## WHAT NEEDS TO BE DONE
Copy out the records in full, word for word, without pictures.

## DATA EXTRACT
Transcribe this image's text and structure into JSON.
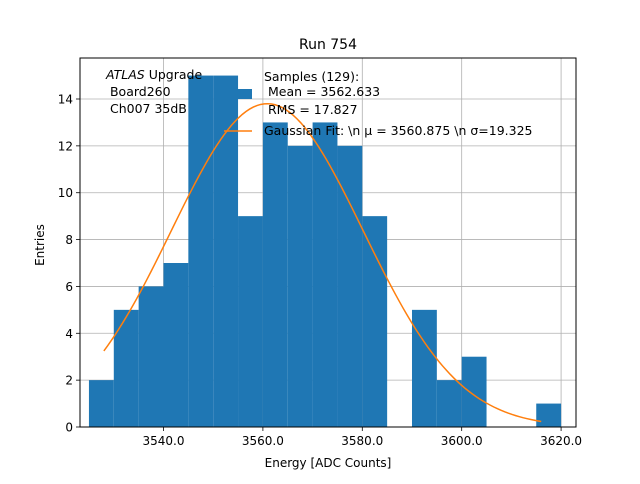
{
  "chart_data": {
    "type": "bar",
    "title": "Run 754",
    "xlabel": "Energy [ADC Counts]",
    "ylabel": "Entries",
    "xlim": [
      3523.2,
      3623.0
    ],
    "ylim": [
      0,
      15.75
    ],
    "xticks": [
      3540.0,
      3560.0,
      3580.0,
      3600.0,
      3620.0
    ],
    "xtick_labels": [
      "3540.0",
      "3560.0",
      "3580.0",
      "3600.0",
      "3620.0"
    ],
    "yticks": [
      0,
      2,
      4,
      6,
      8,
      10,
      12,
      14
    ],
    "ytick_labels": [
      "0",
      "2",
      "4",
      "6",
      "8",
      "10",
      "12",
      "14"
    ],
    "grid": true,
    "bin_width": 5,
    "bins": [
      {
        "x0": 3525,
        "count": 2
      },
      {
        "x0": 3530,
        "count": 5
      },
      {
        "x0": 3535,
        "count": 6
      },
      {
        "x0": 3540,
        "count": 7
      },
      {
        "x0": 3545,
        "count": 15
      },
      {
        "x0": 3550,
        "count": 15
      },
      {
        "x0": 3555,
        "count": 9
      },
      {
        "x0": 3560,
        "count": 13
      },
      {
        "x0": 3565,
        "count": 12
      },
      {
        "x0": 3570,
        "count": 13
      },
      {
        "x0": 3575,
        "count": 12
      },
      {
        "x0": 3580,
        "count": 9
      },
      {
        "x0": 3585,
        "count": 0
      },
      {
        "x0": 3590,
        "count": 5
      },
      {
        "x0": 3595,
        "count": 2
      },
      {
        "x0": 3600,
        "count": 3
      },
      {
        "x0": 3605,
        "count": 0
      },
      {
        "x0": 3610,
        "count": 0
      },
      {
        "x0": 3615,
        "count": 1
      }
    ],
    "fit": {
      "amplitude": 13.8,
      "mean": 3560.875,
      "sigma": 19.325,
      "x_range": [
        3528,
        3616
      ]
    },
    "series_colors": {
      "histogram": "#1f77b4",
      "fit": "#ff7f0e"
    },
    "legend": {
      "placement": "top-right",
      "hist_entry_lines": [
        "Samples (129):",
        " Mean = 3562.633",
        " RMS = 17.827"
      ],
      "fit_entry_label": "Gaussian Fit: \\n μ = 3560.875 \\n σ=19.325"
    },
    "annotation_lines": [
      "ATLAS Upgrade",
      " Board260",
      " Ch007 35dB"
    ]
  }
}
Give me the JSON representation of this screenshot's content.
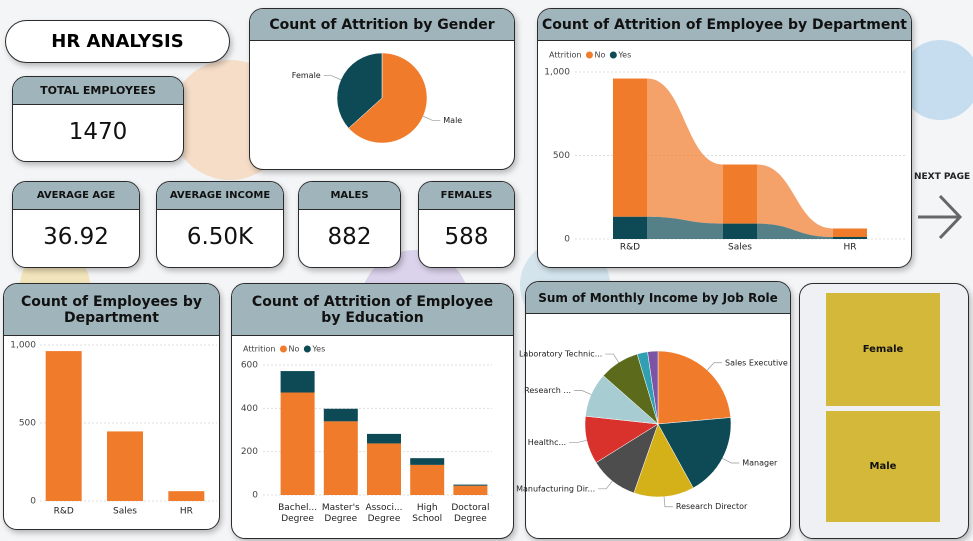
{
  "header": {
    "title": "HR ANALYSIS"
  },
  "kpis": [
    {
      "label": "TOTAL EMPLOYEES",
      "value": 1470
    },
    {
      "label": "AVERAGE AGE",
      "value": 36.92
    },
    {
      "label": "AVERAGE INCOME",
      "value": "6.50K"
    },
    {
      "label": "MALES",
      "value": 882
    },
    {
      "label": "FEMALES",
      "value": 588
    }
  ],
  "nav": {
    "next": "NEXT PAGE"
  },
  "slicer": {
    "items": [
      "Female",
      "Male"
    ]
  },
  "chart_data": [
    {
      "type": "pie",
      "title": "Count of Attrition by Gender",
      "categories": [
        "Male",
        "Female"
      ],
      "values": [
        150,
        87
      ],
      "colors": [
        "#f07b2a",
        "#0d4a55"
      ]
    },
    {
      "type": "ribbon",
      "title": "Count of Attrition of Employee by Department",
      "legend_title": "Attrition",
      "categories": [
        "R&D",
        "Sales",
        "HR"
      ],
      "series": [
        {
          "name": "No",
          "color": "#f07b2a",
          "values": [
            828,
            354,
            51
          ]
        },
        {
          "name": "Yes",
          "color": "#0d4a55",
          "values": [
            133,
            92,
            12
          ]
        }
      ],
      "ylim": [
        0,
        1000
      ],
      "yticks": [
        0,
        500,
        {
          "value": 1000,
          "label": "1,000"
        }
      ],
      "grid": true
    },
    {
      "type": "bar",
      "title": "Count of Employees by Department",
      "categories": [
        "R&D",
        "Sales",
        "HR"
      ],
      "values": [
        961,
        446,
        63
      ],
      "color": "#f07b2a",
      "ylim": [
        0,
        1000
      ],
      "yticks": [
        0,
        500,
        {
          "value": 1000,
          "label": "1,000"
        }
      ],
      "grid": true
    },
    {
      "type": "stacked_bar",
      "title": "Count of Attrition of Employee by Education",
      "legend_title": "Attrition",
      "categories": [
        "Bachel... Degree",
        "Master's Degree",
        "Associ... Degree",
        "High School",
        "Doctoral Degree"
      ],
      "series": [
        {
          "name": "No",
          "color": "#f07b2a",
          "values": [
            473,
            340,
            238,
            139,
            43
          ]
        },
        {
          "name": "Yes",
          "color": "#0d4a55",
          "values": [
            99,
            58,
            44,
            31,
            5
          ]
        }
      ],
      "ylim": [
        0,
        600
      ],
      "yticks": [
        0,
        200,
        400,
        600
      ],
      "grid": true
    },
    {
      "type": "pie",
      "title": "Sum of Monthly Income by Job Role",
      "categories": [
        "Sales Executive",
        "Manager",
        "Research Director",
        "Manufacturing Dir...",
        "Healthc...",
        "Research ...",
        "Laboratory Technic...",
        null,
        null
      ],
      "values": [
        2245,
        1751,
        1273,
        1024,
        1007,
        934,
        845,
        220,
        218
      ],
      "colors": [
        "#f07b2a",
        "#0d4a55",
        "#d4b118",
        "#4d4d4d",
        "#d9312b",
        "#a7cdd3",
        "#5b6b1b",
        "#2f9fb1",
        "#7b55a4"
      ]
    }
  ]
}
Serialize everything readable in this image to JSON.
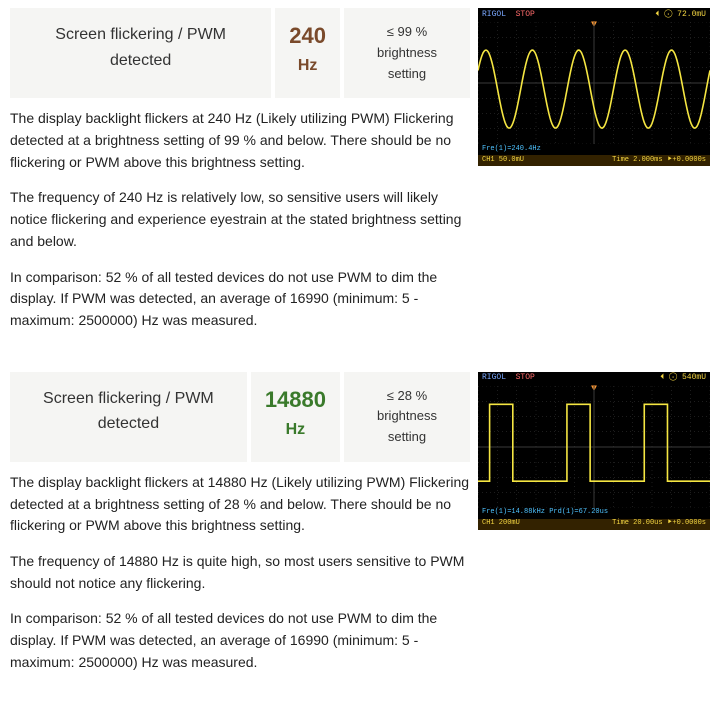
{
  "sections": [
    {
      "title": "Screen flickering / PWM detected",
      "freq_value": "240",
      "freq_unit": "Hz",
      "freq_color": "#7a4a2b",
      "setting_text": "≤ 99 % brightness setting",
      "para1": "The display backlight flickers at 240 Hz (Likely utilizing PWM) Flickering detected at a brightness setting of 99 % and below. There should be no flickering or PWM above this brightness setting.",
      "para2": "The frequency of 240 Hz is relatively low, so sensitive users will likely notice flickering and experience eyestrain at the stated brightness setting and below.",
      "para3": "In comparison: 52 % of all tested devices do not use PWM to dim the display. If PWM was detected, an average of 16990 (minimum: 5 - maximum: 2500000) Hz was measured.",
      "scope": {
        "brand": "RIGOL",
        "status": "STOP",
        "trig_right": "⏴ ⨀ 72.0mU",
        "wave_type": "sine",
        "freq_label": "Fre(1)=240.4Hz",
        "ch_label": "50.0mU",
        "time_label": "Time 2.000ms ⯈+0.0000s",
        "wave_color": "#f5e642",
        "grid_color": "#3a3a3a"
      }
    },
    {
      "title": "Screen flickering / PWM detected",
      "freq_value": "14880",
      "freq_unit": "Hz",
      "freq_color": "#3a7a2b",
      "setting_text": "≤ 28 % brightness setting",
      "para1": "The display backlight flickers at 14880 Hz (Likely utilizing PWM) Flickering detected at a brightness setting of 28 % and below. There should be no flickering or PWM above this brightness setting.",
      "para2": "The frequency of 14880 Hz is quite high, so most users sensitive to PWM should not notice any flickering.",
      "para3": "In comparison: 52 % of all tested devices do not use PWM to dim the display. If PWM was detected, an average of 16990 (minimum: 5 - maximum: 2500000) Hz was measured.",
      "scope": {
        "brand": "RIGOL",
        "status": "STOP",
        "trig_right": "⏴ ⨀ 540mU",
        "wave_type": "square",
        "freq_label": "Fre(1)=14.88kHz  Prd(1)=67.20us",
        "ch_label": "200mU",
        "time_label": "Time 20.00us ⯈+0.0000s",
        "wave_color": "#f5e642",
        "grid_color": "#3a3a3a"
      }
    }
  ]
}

## RESPONSE
Transcribe this image's text and structure into JSON.
{
  "chart_data": {
    "type": "bar",
    "title": "Run 754",
    "xlabel": "Energy [ADC Counts]",
    "ylabel": "Entries",
    "xlim": [
      3523.2,
      3623.0
    ],
    "ylim": [
      0,
      15.75
    ],
    "xticks": [
      3540.0,
      3560.0,
      3580.0,
      3600.0,
      3620.0
    ],
    "xtick_labels": [
      "3540.0",
      "3560.0",
      "3580.0",
      "3600.0",
      "3620.0"
    ],
    "yticks": [
      0,
      2,
      4,
      6,
      8,
      10,
      12,
      14
    ],
    "ytick_labels": [
      "0",
      "2",
      "4",
      "6",
      "8",
      "10",
      "12",
      "14"
    ],
    "grid": true,
    "bin_width": 5,
    "bins": [
      {
        "x0": 3525,
        "count": 2
      },
      {
        "x0": 3530,
        "count": 5
      },
      {
        "x0": 3535,
        "count": 6
      },
      {
        "x0": 3540,
        "count": 7
      },
      {
        "x0": 3545,
        "count": 15
      },
      {
        "x0": 3550,
        "count": 15
      },
      {
        "x0": 3555,
        "count": 9
      },
      {
        "x0": 3560,
        "count": 13
      },
      {
        "x0": 3565,
        "count": 12
      },
      {
        "x0": 3570,
        "count": 13
      },
      {
        "x0": 3575,
        "count": 12
      },
      {
        "x0": 3580,
        "count": 9
      },
      {
        "x0": 3585,
        "count": 0
      },
      {
        "x0": 3590,
        "count": 5
      },
      {
        "x0": 3595,
        "count": 2
      },
      {
        "x0": 3600,
        "count": 3
      },
      {
        "x0": 3605,
        "count": 0
      },
      {
        "x0": 3610,
        "count": 0
      },
      {
        "x0": 3615,
        "count": 1
      }
    ],
    "fit": {
      "amplitude": 13.8,
      "mean": 3560.875,
      "sigma": 19.325,
      "x_range": [
        3528,
        3616
      ]
    },
    "series_colors": {
      "histogram": "#1f77b4",
      "fit": "#ff7f0e"
    },
    "legend": {
      "placement": "top-right",
      "hist_entry_lines": [
        "Samples (129):",
        " Mean = 3562.633",
        " RMS = 17.827"
      ],
      "fit_entry_label": "Gaussian Fit: \\n μ = 3560.875 \\n σ=19.325"
    },
    "annotation_lines": [
      "ATLAS Upgrade",
      " Board260",
      " Ch007 35dB"
    ]
  }
}
Give me the JSON representation of this screenshot's content.
{
  "header": {
    "title": "HR ANALYSIS"
  },
  "kpis": [
    {
      "label": "TOTAL EMPLOYEES",
      "value": 1470
    },
    {
      "label": "AVERAGE AGE",
      "value": 36.92
    },
    {
      "label": "AVERAGE INCOME",
      "value": "6.50K"
    },
    {
      "label": "MALES",
      "value": 882
    },
    {
      "label": "FEMALES",
      "value": 588
    }
  ],
  "nav": {
    "next": "NEXT PAGE"
  },
  "slicer": {
    "items": [
      "Female",
      "Male"
    ]
  },
  "chart_data": [
    {
      "type": "pie",
      "title": "Count of Attrition by Gender",
      "categories": [
        "Male",
        "Female"
      ],
      "values": [
        150,
        87
      ],
      "colors": [
        "#f07b2a",
        "#0d4a55"
      ]
    },
    {
      "type": "ribbon",
      "title": "Count of Attrition of Employee by Department",
      "legend_title": "Attrition",
      "categories": [
        "R&D",
        "Sales",
        "HR"
      ],
      "series": [
        {
          "name": "No",
          "color": "#f07b2a",
          "values": [
            828,
            354,
            51
          ]
        },
        {
          "name": "Yes",
          "color": "#0d4a55",
          "values": [
            133,
            92,
            12
          ]
        }
      ],
      "ylim": [
        0,
        1000
      ],
      "yticks": [
        0,
        500,
        {
          "value": 1000,
          "label": "1,000"
        }
      ],
      "grid": true
    },
    {
      "type": "bar",
      "title": "Count of Employees by Department",
      "categories": [
        "R&D",
        "Sales",
        "HR"
      ],
      "values": [
        961,
        446,
        63
      ],
      "color": "#f07b2a",
      "ylim": [
        0,
        1000
      ],
      "yticks": [
        0,
        500,
        {
          "value": 1000,
          "label": "1,000"
        }
      ],
      "grid": true
    },
    {
      "type": "stacked_bar",
      "title": "Count of Attrition of Employee by Education",
      "legend_title": "Attrition",
      "categories": [
        "Bachel... Degree",
        "Master's Degree",
        "Associ... Degree",
        "High School",
        "Doctoral Degree"
      ],
      "series": [
        {
          "name": "No",
          "color": "#f07b2a",
          "values": [
            473,
            340,
            238,
            139,
            43
          ]
        },
        {
          "name": "Yes",
          "color": "#0d4a55",
          "values": [
            99,
            58,
            44,
            31,
            5
          ]
        }
      ],
      "ylim": [
        0,
        600
      ],
      "yticks": [
        0,
        200,
        400,
        600
      ],
      "grid": true
    },
    {
      "type": "pie",
      "title": "Sum of Monthly Income by Job Role",
      "categories": [
        "Sales Executive",
        "Manager",
        "Research Director",
        "Manufacturing Dir...",
        "Healthc...",
        "Research ...",
        "Laboratory Technic...",
        null,
        null
      ],
      "values": [
        2245,
        1751,
        1273,
        1024,
        1007,
        934,
        845,
        220,
        218
      ],
      "colors": [
        "#f07b2a",
        "#0d4a55",
        "#d4b118",
        "#4d4d4d",
        "#d9312b",
        "#a7cdd3",
        "#5b6b1b",
        "#2f9fb1",
        "#7b55a4"
      ]
    }
  ]
}
Serialize everything readable in this image to JSON.
{
  "sections": [
    {
      "title": "Screen flickering / PWM detected",
      "freq_value": "240",
      "freq_unit": "Hz",
      "freq_color": "#7a4a2b",
      "setting_text": "≤ 99 % brightness setting",
      "para1": "The display backlight flickers at 240 Hz (Likely utilizing PWM) Flickering detected at a brightness setting of 99 % and below. There should be no flickering or PWM above this brightness setting.",
      "para2": "The frequency of 240 Hz is relatively low, so sensitive users will likely notice flickering and experience eyestrain at the stated brightness setting and below.",
      "para3": "In comparison: 52 % of all tested devices do not use PWM to dim the display. If PWM was detected, an average of 16990 (minimum: 5 - maximum: 2500000) Hz was measured.",
      "scope": {
        "brand": "RIGOL",
        "status": "STOP",
        "trig_right": "⏴ ⨀ 72.0mU",
        "wave_type": "sine",
        "freq_label": "Fre(1)=240.4Hz",
        "ch_label": "50.0mU",
        "time_label": "Time 2.000ms ⯈+0.0000s",
        "wave_color": "#f5e642",
        "grid_color": "#3a3a3a"
      }
    },
    {
      "title": "Screen flickering / PWM detected",
      "freq_value": "14880",
      "freq_unit": "Hz",
      "freq_color": "#3a7a2b",
      "setting_text": "≤ 28 % brightness setting",
      "para1": "The display backlight flickers at 14880 Hz (Likely utilizing PWM) Flickering detected at a brightness setting of 28 % and below. There should be no flickering or PWM above this brightness setting.",
      "para2": "The frequency of 14880 Hz is quite high, so most users sensitive to PWM should not notice any flickering.",
      "para3": "In comparison: 52 % of all tested devices do not use PWM to dim the display. If PWM was detected, an average of 16990 (minimum: 5 - maximum: 2500000) Hz was measured.",
      "scope": {
        "brand": "RIGOL",
        "status": "STOP",
        "trig_right": "⏴ ⨀ 540mU",
        "wave_type": "square",
        "freq_label": "Fre(1)=14.88kHz  Prd(1)=67.20us",
        "ch_label": "200mU",
        "time_label": "Time 20.00us ⯈+0.0000s",
        "wave_color": "#f5e642",
        "grid_color": "#3a3a3a"
      }
    }
  ]
}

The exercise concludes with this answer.